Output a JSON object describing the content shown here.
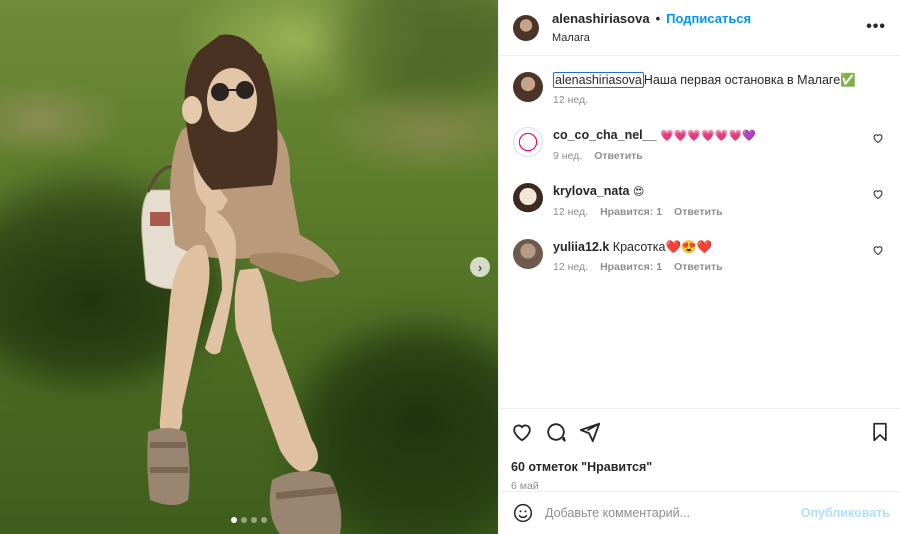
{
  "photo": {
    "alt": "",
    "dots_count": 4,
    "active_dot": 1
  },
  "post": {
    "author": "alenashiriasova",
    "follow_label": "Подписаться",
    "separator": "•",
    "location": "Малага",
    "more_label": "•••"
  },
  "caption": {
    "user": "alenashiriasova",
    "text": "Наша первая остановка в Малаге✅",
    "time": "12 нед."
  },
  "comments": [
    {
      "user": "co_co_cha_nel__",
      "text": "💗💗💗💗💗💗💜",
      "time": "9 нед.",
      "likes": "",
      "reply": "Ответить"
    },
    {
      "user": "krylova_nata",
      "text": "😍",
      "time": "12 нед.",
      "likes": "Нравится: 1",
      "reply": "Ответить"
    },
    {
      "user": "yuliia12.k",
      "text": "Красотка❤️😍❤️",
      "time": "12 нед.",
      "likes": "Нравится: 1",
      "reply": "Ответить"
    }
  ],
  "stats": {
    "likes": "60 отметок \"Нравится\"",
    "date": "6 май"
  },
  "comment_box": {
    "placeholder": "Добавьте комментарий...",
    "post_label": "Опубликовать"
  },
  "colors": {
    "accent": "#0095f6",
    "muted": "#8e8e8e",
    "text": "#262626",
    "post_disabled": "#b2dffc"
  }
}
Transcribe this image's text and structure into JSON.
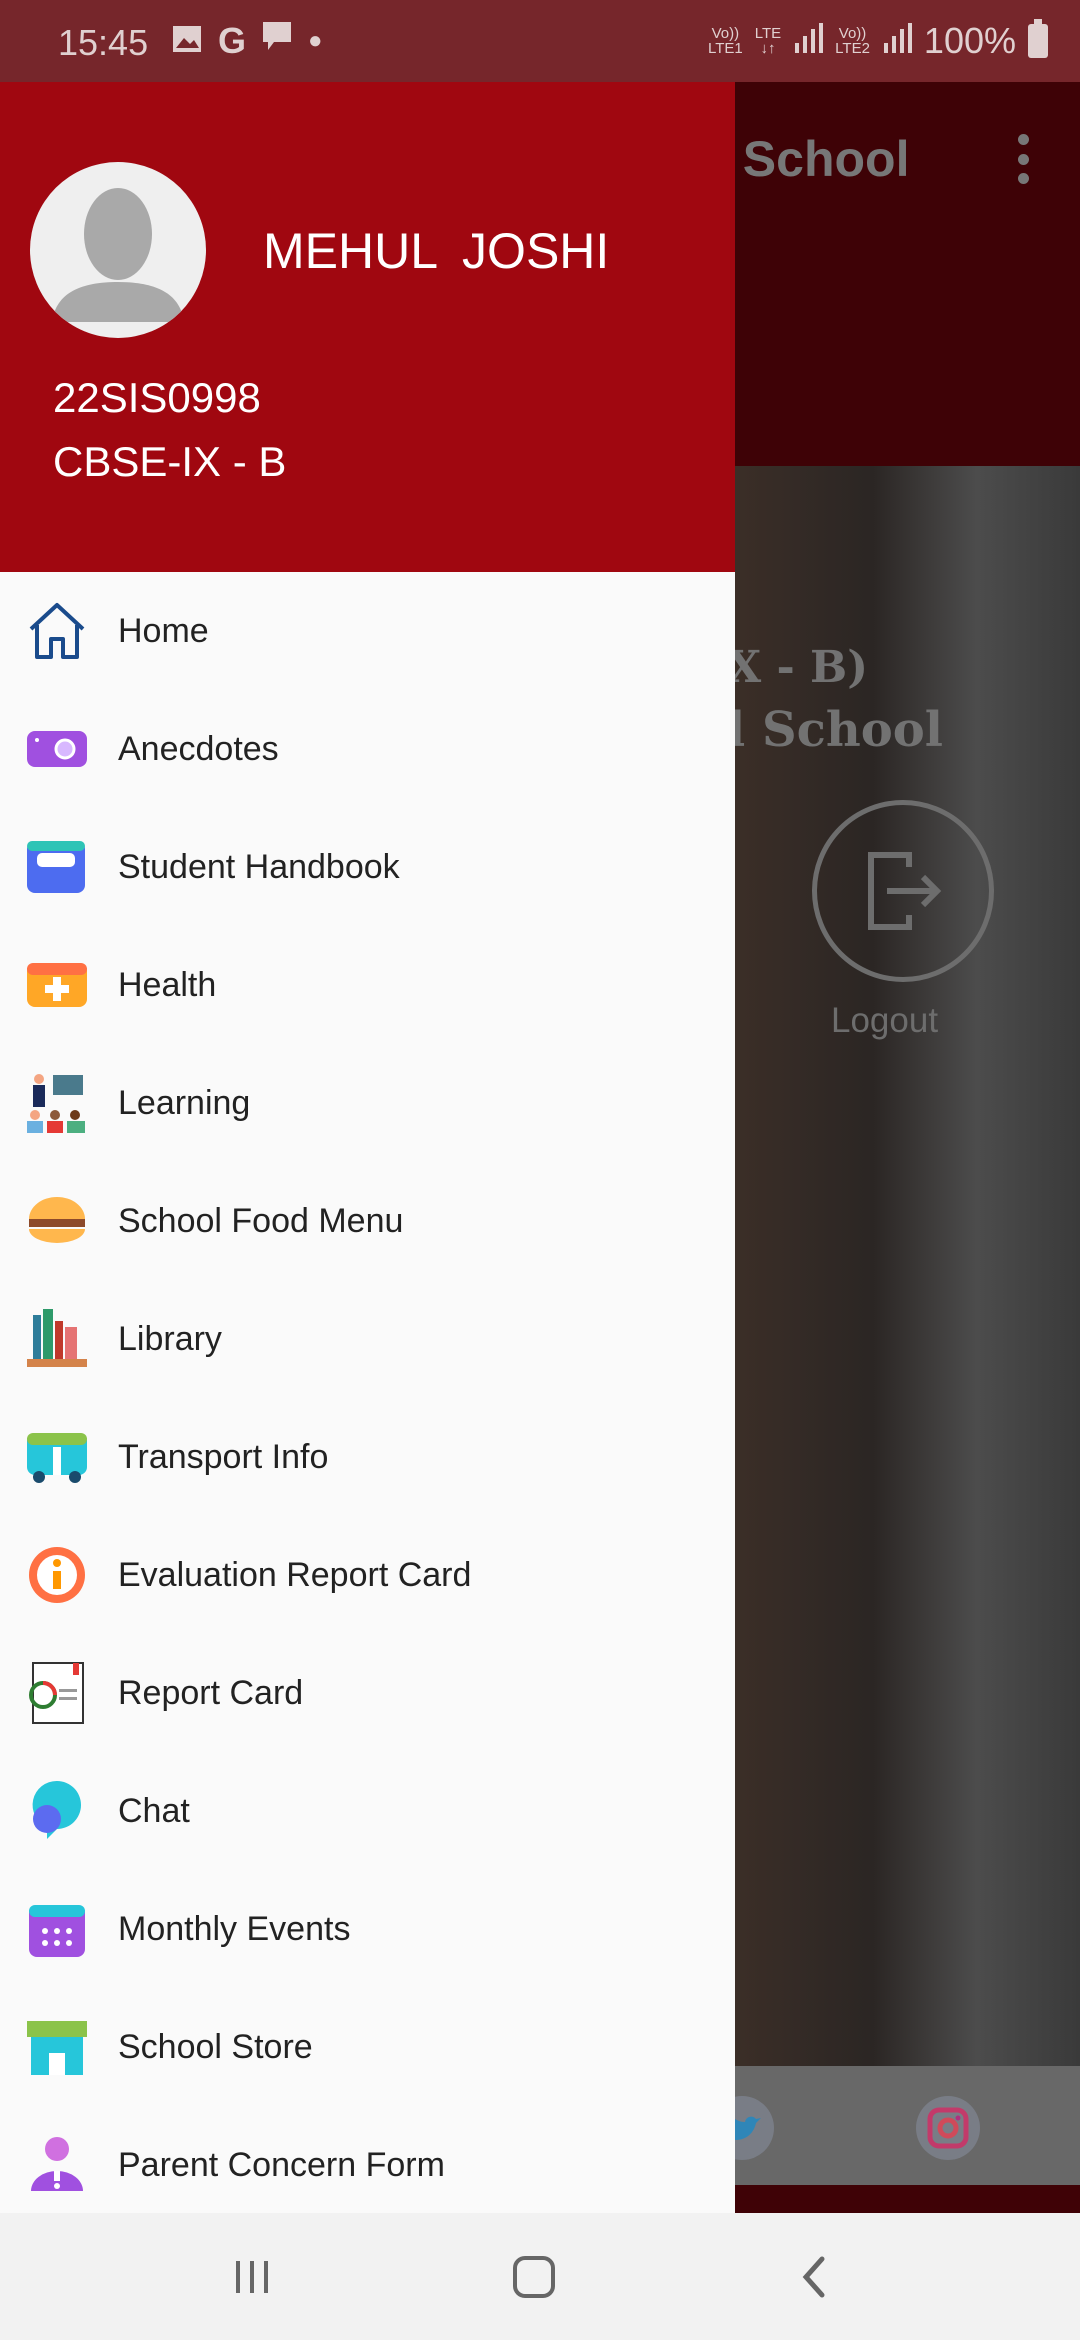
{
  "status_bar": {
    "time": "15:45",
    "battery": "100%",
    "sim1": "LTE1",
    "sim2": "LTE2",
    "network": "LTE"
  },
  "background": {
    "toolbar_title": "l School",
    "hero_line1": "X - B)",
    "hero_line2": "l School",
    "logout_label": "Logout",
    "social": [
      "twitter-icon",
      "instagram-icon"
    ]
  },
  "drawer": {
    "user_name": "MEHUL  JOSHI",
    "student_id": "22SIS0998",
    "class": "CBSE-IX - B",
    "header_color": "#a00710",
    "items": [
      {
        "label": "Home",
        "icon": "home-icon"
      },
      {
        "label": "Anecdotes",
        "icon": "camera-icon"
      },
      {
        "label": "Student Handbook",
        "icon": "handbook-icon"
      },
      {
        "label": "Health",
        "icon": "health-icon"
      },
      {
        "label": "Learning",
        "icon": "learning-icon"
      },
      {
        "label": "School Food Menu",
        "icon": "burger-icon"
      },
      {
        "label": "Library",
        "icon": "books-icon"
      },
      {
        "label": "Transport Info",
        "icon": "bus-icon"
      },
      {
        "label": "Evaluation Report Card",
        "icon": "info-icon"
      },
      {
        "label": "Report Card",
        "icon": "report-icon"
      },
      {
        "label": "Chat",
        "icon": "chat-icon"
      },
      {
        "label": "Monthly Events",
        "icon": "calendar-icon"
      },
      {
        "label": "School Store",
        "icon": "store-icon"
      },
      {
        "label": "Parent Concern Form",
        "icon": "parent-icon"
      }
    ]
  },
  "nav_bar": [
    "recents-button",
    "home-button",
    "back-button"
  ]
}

- THE EXERCISE:
Transcribe every entry above exactly. Omit all pictures.

- RESULT OF THIS TASK:
Output a JSON object describing the content shown here.
{
  "photo": {
    "alt": "",
    "dots_count": 4,
    "active_dot": 1
  },
  "post": {
    "author": "alenashiriasova",
    "follow_label": "Подписаться",
    "separator": "•",
    "location": "Малага",
    "more_label": "•••"
  },
  "caption": {
    "user": "alenashiriasova",
    "text": "Наша первая остановка в Малаге✅",
    "time": "12 нед."
  },
  "comments": [
    {
      "user": "co_co_cha_nel__",
      "text": "💗💗💗💗💗💗💜",
      "time": "9 нед.",
      "likes": "",
      "reply": "Ответить"
    },
    {
      "user": "krylova_nata",
      "text": "😍",
      "time": "12 нед.",
      "likes": "Нравится: 1",
      "reply": "Ответить"
    },
    {
      "user": "yuliia12.k",
      "text": "Красотка❤️😍❤️",
      "time": "12 нед.",
      "likes": "Нравится: 1",
      "reply": "Ответить"
    }
  ],
  "stats": {
    "likes": "60 отметок \"Нравится\"",
    "date": "6 май"
  },
  "comment_box": {
    "placeholder": "Добавьте комментарий...",
    "post_label": "Опубликовать"
  },
  "colors": {
    "accent": "#0095f6",
    "muted": "#8e8e8e",
    "text": "#262626",
    "post_disabled": "#b2dffc"
  }
}
Transcribe this image's text and structure into JSON.
{
  "status_bar": {
    "time": "15:45",
    "battery": "100%",
    "sim1": "LTE1",
    "sim2": "LTE2",
    "network": "LTE"
  },
  "background": {
    "toolbar_title": "l School",
    "hero_line1": "X - B)",
    "hero_line2": "l School",
    "logout_label": "Logout",
    "social": [
      "twitter-icon",
      "instagram-icon"
    ]
  },
  "drawer": {
    "user_name": "MEHUL  JOSHI",
    "student_id": "22SIS0998",
    "class": "CBSE-IX - B",
    "header_color": "#a00710",
    "items": [
      {
        "label": "Home",
        "icon": "home-icon"
      },
      {
        "label": "Anecdotes",
        "icon": "camera-icon"
      },
      {
        "label": "Student Handbook",
        "icon": "handbook-icon"
      },
      {
        "label": "Health",
        "icon": "health-icon"
      },
      {
        "label": "Learning",
        "icon": "learning-icon"
      },
      {
        "label": "School Food Menu",
        "icon": "burger-icon"
      },
      {
        "label": "Library",
        "icon": "books-icon"
      },
      {
        "label": "Transport Info",
        "icon": "bus-icon"
      },
      {
        "label": "Evaluation Report Card",
        "icon": "info-icon"
      },
      {
        "label": "Report Card",
        "icon": "report-icon"
      },
      {
        "label": "Chat",
        "icon": "chat-icon"
      },
      {
        "label": "Monthly Events",
        "icon": "calendar-icon"
      },
      {
        "label": "School Store",
        "icon": "store-icon"
      },
      {
        "label": "Parent Concern Form",
        "icon": "parent-icon"
      }
    ]
  },
  "nav_bar": [
    "recents-button",
    "home-button",
    "back-button"
  ]
}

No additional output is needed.